- SHORT PROBLEM
Produce the listing below again, exactly as shown.

- DATA ENTRIES
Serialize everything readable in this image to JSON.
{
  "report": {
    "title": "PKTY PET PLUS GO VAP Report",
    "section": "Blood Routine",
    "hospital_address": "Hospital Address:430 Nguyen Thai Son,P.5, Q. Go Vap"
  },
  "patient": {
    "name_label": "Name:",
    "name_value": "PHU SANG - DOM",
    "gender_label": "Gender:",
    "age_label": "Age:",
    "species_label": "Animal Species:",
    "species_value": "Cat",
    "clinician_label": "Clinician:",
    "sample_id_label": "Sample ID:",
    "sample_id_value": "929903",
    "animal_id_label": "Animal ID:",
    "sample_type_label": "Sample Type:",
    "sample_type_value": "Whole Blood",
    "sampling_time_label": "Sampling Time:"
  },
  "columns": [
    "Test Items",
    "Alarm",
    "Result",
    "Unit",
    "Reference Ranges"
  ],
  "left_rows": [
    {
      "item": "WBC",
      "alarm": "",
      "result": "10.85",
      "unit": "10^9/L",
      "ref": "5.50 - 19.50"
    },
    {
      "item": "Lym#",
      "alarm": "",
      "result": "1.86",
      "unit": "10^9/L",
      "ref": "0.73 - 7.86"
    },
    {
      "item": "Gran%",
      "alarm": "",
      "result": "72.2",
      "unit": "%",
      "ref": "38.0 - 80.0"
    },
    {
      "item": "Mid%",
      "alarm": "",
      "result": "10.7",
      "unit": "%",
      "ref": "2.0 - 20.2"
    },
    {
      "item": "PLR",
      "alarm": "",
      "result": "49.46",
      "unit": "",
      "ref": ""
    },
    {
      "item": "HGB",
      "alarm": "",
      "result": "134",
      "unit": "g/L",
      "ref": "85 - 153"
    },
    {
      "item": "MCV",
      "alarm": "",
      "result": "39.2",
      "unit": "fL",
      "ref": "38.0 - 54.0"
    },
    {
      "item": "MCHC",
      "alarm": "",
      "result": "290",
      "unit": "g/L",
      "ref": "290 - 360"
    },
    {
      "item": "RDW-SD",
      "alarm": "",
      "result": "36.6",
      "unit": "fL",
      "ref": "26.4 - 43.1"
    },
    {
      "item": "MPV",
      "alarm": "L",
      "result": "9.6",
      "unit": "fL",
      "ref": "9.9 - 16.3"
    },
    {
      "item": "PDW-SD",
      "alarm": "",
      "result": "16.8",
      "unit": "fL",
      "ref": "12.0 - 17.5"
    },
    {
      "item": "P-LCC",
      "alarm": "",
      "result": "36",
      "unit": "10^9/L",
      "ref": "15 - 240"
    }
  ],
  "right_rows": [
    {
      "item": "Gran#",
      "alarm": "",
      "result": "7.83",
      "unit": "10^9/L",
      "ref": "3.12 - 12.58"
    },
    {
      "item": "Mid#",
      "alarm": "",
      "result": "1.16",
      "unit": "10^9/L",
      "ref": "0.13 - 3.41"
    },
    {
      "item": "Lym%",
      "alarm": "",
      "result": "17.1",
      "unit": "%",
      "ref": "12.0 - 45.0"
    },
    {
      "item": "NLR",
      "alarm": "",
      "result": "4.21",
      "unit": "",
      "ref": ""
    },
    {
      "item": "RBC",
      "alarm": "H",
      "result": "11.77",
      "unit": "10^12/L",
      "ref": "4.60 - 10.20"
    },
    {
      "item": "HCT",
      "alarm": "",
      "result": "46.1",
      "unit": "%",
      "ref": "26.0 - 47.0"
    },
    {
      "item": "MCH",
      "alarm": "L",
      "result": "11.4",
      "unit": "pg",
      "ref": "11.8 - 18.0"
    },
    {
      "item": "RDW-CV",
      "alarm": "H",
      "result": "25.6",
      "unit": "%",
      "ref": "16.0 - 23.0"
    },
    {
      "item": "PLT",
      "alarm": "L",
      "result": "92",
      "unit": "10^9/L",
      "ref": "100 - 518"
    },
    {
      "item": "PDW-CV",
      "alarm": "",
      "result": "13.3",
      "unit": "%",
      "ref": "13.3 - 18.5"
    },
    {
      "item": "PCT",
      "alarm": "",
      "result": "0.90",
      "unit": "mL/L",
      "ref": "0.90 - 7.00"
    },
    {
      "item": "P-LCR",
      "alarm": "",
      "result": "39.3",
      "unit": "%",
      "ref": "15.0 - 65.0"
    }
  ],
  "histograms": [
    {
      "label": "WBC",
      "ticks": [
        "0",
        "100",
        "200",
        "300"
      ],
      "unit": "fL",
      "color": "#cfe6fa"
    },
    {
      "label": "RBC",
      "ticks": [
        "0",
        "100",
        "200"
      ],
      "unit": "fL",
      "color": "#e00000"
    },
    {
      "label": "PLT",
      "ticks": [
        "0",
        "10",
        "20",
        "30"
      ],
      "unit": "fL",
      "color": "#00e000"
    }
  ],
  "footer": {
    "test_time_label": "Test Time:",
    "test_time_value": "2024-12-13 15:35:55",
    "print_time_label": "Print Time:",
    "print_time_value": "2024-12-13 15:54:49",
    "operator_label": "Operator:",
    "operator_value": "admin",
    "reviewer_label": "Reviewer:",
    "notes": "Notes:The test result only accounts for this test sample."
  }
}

- FINAL RESULT
Serialize everything readable in this image to JSON.
{
  "report": {
    "title": "PKTY PET PLUS GO VAP Report",
    "section": "Blood Routine",
    "hospital_address": "Hospital Address:430 Nguyen Thai Son,P.5, Q. Go Vap"
  },
  "patient": {
    "name_label": "Name:",
    "name_value": "PHU SANG - DOM",
    "gender_label": "Gender:",
    "age_label": "Age:",
    "species_label": "Animal Species:",
    "species_value": "Cat",
    "clinician_label": "Clinician:",
    "sample_id_label": "Sample ID:",
    "sample_id_value": "929903",
    "animal_id_label": "Animal ID:",
    "sample_type_label": "Sample Type:",
    "sample_type_value": "Whole Blood",
    "sampling_time_label": "Sampling Time:"
  },
  "columns": [
    "Test Items",
    "Alarm",
    "Result",
    "Unit",
    "Reference Ranges"
  ],
  "left_rows": [
    {
      "item": "WBC",
      "alarm": "",
      "result": "10.85",
      "unit": "10^9/L",
      "ref": "5.50 - 19.50"
    },
    {
      "item": "Lym#",
      "alarm": "",
      "result": "1.86",
      "unit": "10^9/L",
      "ref": "0.73 - 7.86"
    },
    {
      "item": "Gran%",
      "alarm": "",
      "result": "72.2",
      "unit": "%",
      "ref": "38.0 - 80.0"
    },
    {
      "item": "Mid%",
      "alarm": "",
      "result": "10.7",
      "unit": "%",
      "ref": "2.0 - 20.2"
    },
    {
      "item": "PLR",
      "alarm": "",
      "result": "49.46",
      "unit": "",
      "ref": ""
    },
    {
      "item": "HGB",
      "alarm": "",
      "result": "134",
      "unit": "g/L",
      "ref": "85 - 153"
    },
    {
      "item": "MCV",
      "alarm": "",
      "result": "39.2",
      "unit": "fL",
      "ref": "38.0 - 54.0"
    },
    {
      "item": "MCHC",
      "alarm": "",
      "result": "290",
      "unit": "g/L",
      "ref": "290 - 360"
    },
    {
      "item": "RDW-SD",
      "alarm": "",
      "result": "36.6",
      "unit": "fL",
      "ref": "26.4 - 43.1"
    },
    {
      "item": "MPV",
      "alarm": "L",
      "result": "9.6",
      "unit": "fL",
      "ref": "9.9 - 16.3"
    },
    {
      "item": "PDW-SD",
      "alarm": "",
      "result": "16.8",
      "unit": "fL",
      "ref": "12.0 - 17.5"
    },
    {
      "item": "P-LCC",
      "alarm": "",
      "result": "36",
      "unit": "10^9/L",
      "ref": "15 - 240"
    }
  ],
  "right_rows": [
    {
      "item": "Gran#",
      "alarm": "",
      "result": "7.83",
      "unit": "10^9/L",
      "ref": "3.12 - 12.58"
    },
    {
      "item": "Mid#",
      "alarm": "",
      "result": "1.16",
      "unit": "10^9/L",
      "ref": "0.13 - 3.41"
    },
    {
      "item": "Lym%",
      "alarm": "",
      "result": "17.1",
      "unit": "%",
      "ref": "12.0 - 45.0"
    },
    {
      "item": "NLR",
      "alarm": "",
      "result": "4.21",
      "unit": "",
      "ref": ""
    },
    {
      "item": "RBC",
      "alarm": "H",
      "result": "11.77",
      "unit": "10^12/L",
      "ref": "4.60 - 10.20"
    },
    {
      "item": "HCT",
      "alarm": "",
      "result": "46.1",
      "unit": "%",
      "ref": "26.0 - 47.0"
    },
    {
      "item": "MCH",
      "alarm": "L",
      "result": "11.4",
      "unit": "pg",
      "ref": "11.8 - 18.0"
    },
    {
      "item": "RDW-CV",
      "alarm": "H",
      "result": "25.6",
      "unit": "%",
      "ref": "16.0 - 23.0"
    },
    {
      "item": "PLT",
      "alarm": "L",
      "result": "92",
      "unit": "10^9/L",
      "ref": "100 - 518"
    },
    {
      "item": "PDW-CV",
      "alarm": "",
      "result": "13.3",
      "unit": "%",
      "ref": "13.3 - 18.5"
    },
    {
      "item": "PCT",
      "alarm": "",
      "result": "0.90",
      "unit": "mL/L",
      "ref": "0.90 - 7.00"
    },
    {
      "item": "P-LCR",
      "alarm": "",
      "result": "39.3",
      "unit": "%",
      "ref": "15.0 - 65.0"
    }
  ],
  "histograms": [
    {
      "label": "WBC",
      "ticks": [
        "0",
        "100",
        "200",
        "300"
      ],
      "unit": "fL",
      "color": "#cfe6fa"
    },
    {
      "label": "RBC",
      "ticks": [
        "0",
        "100",
        "200"
      ],
      "unit": "fL",
      "color": "#e00000"
    },
    {
      "label": "PLT",
      "ticks": [
        "0",
        "10",
        "20",
        "30"
      ],
      "unit": "fL",
      "color": "#00e000"
    }
  ],
  "footer": {
    "test_time_label": "Test Time:",
    "test_time_value": "2024-12-13 15:35:55",
    "print_time_label": "Print Time:",
    "print_time_value": "2024-12-13 15:54:49",
    "operator_label": "Operator:",
    "operator_value": "admin",
    "reviewer_label": "Reviewer:",
    "notes": "Notes:The test result only accounts for this test sample."
  }
}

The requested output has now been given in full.